Start of Excerpted records

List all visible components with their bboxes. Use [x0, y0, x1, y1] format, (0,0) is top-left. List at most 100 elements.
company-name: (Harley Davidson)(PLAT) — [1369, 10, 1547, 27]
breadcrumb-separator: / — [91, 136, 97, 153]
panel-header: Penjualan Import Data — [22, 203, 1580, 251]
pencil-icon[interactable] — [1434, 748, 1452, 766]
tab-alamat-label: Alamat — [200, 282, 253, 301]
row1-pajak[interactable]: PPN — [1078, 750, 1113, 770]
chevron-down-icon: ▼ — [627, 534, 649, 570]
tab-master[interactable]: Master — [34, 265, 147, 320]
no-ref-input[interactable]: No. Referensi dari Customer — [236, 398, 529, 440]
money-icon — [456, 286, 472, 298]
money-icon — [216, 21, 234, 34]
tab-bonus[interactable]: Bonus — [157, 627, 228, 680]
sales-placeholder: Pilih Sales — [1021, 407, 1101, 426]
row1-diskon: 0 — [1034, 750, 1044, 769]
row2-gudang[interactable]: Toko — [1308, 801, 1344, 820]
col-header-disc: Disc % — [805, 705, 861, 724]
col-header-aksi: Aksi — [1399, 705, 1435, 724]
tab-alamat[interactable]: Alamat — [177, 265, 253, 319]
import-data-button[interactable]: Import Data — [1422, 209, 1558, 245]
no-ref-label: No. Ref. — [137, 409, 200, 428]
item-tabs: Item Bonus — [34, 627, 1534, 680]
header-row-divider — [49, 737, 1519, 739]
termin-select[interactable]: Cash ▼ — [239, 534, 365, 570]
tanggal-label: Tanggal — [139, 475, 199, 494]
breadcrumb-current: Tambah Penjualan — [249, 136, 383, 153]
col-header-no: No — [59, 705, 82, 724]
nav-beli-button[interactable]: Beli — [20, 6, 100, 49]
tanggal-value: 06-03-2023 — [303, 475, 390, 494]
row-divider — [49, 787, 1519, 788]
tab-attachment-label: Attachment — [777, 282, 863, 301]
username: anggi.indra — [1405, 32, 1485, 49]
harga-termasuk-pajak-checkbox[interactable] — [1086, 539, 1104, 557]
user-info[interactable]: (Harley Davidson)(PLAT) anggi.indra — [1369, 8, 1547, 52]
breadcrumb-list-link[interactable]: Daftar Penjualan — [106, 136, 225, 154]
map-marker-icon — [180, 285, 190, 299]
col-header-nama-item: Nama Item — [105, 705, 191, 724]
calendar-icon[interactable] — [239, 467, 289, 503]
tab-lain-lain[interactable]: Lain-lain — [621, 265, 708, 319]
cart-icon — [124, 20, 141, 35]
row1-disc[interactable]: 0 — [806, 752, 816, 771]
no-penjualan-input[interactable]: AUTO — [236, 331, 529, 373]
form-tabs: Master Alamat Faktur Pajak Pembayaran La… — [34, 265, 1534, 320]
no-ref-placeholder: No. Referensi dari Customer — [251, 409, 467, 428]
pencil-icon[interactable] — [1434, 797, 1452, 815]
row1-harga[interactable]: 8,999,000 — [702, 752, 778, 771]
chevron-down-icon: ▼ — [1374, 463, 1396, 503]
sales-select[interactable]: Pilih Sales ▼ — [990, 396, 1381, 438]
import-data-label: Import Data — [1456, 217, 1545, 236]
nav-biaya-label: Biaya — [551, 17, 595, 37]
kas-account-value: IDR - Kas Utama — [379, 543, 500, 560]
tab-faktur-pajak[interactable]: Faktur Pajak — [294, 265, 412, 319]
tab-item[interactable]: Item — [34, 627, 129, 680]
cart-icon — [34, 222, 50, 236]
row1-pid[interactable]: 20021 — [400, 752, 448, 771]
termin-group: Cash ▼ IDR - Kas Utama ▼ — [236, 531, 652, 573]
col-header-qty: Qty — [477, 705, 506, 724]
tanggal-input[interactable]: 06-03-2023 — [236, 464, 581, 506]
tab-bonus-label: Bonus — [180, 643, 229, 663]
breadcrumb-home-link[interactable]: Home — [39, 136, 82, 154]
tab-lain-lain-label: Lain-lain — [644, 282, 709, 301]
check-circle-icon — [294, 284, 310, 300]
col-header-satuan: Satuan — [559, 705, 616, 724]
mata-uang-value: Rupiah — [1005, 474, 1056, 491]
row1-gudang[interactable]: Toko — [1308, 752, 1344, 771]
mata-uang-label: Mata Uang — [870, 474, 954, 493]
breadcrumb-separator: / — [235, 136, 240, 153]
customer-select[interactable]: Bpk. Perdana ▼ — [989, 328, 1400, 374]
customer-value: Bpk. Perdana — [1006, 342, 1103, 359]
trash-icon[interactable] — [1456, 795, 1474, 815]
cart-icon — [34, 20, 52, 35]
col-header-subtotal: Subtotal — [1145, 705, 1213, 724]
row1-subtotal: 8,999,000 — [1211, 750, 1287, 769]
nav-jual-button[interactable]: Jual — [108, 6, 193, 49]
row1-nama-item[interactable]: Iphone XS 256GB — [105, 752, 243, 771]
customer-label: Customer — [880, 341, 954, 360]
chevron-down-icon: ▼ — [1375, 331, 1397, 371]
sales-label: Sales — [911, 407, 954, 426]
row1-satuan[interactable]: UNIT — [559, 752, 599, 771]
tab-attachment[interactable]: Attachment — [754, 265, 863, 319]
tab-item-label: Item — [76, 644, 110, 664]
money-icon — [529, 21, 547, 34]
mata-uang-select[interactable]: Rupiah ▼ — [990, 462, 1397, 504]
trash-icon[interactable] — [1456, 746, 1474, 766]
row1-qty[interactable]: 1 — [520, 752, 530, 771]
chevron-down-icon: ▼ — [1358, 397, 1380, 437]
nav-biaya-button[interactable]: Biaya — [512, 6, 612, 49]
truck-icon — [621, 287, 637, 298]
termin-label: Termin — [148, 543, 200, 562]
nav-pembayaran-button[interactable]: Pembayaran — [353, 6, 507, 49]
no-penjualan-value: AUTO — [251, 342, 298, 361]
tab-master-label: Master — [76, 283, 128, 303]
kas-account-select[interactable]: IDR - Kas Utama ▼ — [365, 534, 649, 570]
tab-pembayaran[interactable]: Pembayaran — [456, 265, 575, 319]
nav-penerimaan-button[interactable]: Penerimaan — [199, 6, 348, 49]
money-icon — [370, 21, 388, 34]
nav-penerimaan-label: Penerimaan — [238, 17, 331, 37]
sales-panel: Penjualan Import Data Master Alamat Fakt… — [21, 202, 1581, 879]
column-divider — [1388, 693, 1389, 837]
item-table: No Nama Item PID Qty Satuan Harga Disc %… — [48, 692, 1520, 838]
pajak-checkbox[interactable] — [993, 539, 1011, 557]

End of Excerpted records

### Work to be completed
Copy the items from the start through the line containing "col-header-aksi: Aksi —", renaming every "money-icon" to "currency-icon" and leaving everything else the same.

### The output
List all visible components with their bboxes. Use [x0, y0, x1, y1] format, (0,0) is top-left. List at most 100 elements.
company-name: (Harley Davidson)(PLAT) — [1369, 10, 1547, 27]
breadcrumb-separator: / — [91, 136, 97, 153]
panel-header: Penjualan Import Data — [22, 203, 1580, 251]
pencil-icon[interactable] — [1434, 748, 1452, 766]
tab-alamat-label: Alamat — [200, 282, 253, 301]
row1-pajak[interactable]: PPN — [1078, 750, 1113, 770]
chevron-down-icon: ▼ — [627, 534, 649, 570]
tab-master[interactable]: Master — [34, 265, 147, 320]
no-ref-input[interactable]: No. Referensi dari Customer — [236, 398, 529, 440]
currency-icon — [456, 286, 472, 298]
currency-icon — [216, 21, 234, 34]
tab-bonus[interactable]: Bonus — [157, 627, 228, 680]
sales-placeholder: Pilih Sales — [1021, 407, 1101, 426]
row1-diskon: 0 — [1034, 750, 1044, 769]
row2-gudang[interactable]: Toko — [1308, 801, 1344, 820]
col-header-disc: Disc % — [805, 705, 861, 724]
col-header-aksi: Aksi — [1399, 705, 1435, 724]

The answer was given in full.